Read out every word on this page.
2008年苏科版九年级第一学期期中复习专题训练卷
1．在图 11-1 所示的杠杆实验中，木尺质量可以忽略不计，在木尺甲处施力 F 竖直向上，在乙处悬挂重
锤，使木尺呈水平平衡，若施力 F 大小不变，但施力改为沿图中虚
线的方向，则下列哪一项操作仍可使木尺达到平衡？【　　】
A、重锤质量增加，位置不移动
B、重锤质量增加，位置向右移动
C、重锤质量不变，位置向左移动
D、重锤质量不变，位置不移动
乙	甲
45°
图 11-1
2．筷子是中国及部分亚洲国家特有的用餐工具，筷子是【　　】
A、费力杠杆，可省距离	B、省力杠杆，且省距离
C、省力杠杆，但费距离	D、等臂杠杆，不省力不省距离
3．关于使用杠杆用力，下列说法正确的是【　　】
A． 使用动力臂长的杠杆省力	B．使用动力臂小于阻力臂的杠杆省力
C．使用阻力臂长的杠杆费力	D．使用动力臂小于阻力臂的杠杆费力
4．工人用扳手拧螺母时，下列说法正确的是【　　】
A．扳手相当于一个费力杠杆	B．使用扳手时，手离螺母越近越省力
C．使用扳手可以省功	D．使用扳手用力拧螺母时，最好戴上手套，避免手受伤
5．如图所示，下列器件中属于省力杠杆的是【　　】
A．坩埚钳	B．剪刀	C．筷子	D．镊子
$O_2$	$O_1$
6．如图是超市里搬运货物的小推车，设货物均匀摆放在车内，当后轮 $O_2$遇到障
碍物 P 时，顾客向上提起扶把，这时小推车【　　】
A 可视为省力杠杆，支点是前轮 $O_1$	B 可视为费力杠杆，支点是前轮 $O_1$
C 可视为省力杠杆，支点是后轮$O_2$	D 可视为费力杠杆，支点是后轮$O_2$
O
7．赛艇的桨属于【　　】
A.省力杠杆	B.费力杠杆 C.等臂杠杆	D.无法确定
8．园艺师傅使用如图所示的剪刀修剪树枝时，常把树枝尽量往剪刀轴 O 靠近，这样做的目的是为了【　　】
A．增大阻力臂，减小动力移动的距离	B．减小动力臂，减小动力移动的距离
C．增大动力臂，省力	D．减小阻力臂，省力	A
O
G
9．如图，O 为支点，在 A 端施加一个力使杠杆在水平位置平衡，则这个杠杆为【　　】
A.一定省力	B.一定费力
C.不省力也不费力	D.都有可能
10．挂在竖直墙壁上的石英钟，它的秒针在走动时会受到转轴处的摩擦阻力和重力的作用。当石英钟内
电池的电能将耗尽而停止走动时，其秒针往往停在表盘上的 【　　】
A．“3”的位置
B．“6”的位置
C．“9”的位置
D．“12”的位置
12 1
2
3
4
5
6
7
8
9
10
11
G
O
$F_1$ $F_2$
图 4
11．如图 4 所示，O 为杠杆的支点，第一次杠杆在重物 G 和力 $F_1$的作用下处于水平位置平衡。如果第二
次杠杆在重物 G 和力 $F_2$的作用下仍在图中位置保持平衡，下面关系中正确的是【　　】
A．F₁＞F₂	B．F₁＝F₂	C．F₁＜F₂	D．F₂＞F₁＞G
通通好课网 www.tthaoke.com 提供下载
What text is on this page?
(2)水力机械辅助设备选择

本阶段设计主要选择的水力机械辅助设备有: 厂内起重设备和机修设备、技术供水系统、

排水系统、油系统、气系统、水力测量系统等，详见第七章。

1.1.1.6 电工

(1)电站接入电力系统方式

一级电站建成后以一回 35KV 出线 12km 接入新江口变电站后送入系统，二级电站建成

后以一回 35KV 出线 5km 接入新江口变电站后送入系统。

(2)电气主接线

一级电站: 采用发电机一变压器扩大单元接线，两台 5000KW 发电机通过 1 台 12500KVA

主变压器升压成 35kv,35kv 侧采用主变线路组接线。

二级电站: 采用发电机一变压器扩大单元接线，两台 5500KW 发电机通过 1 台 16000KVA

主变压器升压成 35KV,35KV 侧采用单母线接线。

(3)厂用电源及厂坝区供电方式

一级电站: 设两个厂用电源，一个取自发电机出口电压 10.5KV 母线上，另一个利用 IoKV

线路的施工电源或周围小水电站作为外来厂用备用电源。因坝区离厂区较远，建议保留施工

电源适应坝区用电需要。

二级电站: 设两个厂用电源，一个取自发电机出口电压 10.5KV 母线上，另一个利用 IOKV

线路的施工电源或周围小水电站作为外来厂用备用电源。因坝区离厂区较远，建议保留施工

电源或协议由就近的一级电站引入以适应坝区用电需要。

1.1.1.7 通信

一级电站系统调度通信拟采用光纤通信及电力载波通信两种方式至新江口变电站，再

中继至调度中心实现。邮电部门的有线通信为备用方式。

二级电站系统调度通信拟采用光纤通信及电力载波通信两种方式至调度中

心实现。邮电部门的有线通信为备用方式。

• INSTRUCTION
Copy all of the data. Keep every word exactly as it is.

• OUTPUT FOR THIS EXERCISE
Read out every word on this page.
2008年苏科版九年级第一学期期中复习专题训练卷
1．在图 11-1 所示的杠杆实验中，木尺质量可以忽略不计，在木尺甲处施力 F 竖直向上，在乙处悬挂重
锤，使木尺呈水平平衡，若施力 F 大小不变，但施力改为沿图中虚
线的方向，则下列哪一项操作仍可使木尺达到平衡？【　　】
A、重锤质量增加，位置不移动
B、重锤质量增加，位置向右移动
C、重锤质量不变，位置向左移动
D、重锤质量不变，位置不移动
乙	甲
45°
图 11-1
2．筷子是中国及部分亚洲国家特有的用餐工具，筷子是【　　】
A、费力杠杆，可省距离	B、省力杠杆，且省距离
C、省力杠杆，但费距离	D、等臂杠杆，不省力不省距离
3．关于使用杠杆用力，下列说法正确的是【　　】
A． 使用动力臂长的杠杆省力	B．使用动力臂小于阻力臂的杠杆省力
C．使用阻力臂长的杠杆费力	D．使用动力臂小于阻力臂的杠杆费力
4．工人用扳手拧螺母时，下列说法正确的是【　　】
A．扳手相当于一个费力杠杆	B．使用扳手时，手离螺母越近越省力
C．使用扳手可以省功	D．使用扳手用力拧螺母时，最好戴上手套，避免手受伤
5．如图所示，下列器件中属于省力杠杆的是【　　】
A．坩埚钳	B．剪刀	C．筷子	D．镊子
$O_2$	$O_1$
6．如图是超市里搬运货物的小推车，设货物均匀摆放在车内，当后轮 $O_2$遇到障
碍物 P 时，顾客向上提起扶把，这时小推车【　　】
A 可视为省力杠杆，支点是前轮 $O_1$	B 可视为费力杠杆，支点是前轮 $O_1$
C 可视为省力杠杆，支点是后轮$O_2$	D 可视为费力杠杆，支点是后轮$O_2$
O
7．赛艇的桨属于【　　】
A.省力杠杆	B.费力杠杆 C.等臂杠杆	D.无法确定
8．园艺师傅使用如图所示的剪刀修剪树枝时，常把树枝尽量往剪刀轴 O 靠近，这样做的目的是为了【　　】
A．增大阻力臂，减小动力移动的距离	B．减小动力臂，减小动力移动的距离
C．增大动力臂，省力	D．减小阻力臂，省力	A
O
G
9．如图，O 为支点，在 A 端施加一个力使杠杆在水平位置平衡，则这个杠杆为【　　】
A.一定省力	B.一定费力
C.不省力也不费力	D.都有可能
10．挂在竖直墙壁上的石英钟，它的秒针在走动时会受到转轴处的摩擦阻力和重力的作用。当石英钟内
电池的电能将耗尽而停止走动时，其秒针往往停在表盘上的 【　　】
A．“3”的位置
B．“6”的位置
C．“9”的位置
D．“12”的位置
12 1
2
3
4
5
6
7
8
9
10
11
G
O
$F_1$ $F_2$
图 4
11．如图 4 所示，O 为杠杆的支点，第一次杠杆在重物 G 和力 $F_1$的作用下处于水平位置平衡。如果第二
次杠杆在重物 G 和力 $F_2$的作用下仍在图中位置保持平衡，下面关系中正确的是【　　】
A．F₁＞F₂	B．F₁＝F₂	C．F₁＜F₂	D．F₂＞F₁＞G
通通好课网 www.tthaoke.com 提供下载
What text is on this page?
(2)水力机械辅助设备选择

本阶段设计主要选择的水力机械辅助设备有: 厂内起重设备和机修设备、技术供水系统、

排水系统、油系统、气系统、水力测量系统等，详见第七章。

1.1.1.6 电工

(1)电站接入电力系统方式

一级电站建成后以一回 35KV 出线 12km 接入新江口变电站后送入系统，二级电站建成

后以一回 35KV 出线 5km 接入新江口变电站后送入系统。

(2)电气主接线

一级电站: 采用发电机一变压器扩大单元接线，两台 5000KW 发电机通过 1 台 12500KVA

主变压器升压成 35kv,35kv 侧采用主变线路组接线。

二级电站: 采用发电机一变压器扩大单元接线，两台 5500KW 发电机通过 1 台 16000KVA

主变压器升压成 35KV,35KV 侧采用单母线接线。

(3)厂用电源及厂坝区供电方式

一级电站: 设两个厂用电源，一个取自发电机出口电压 10.5KV 母线上，另一个利用 IoKV

线路的施工电源或周围小水电站作为外来厂用备用电源。因坝区离厂区较远，建议保留施工

电源适应坝区用电需要。

二级电站: 设两个厂用电源，一个取自发电机出口电压 10.5KV 母线上，另一个利用 IOKV

线路的施工电源或周围小水电站作为外来厂用备用电源。因坝区离厂区较远，建议保留施工

电源或协议由就近的一级电站引入以适应坝区用电需要。

1.1.1.7 通信

一级电站系统调度通信拟采用光纤通信及电力载波通信两种方式至新江口变电站，再

中继至调度中心实现。邮电部门的有线通信为备用方式。

二级电站系统调度通信拟采用光纤通信及电力载波通信两种方式至调度中

心实现。邮电部门的有线通信为备用方式。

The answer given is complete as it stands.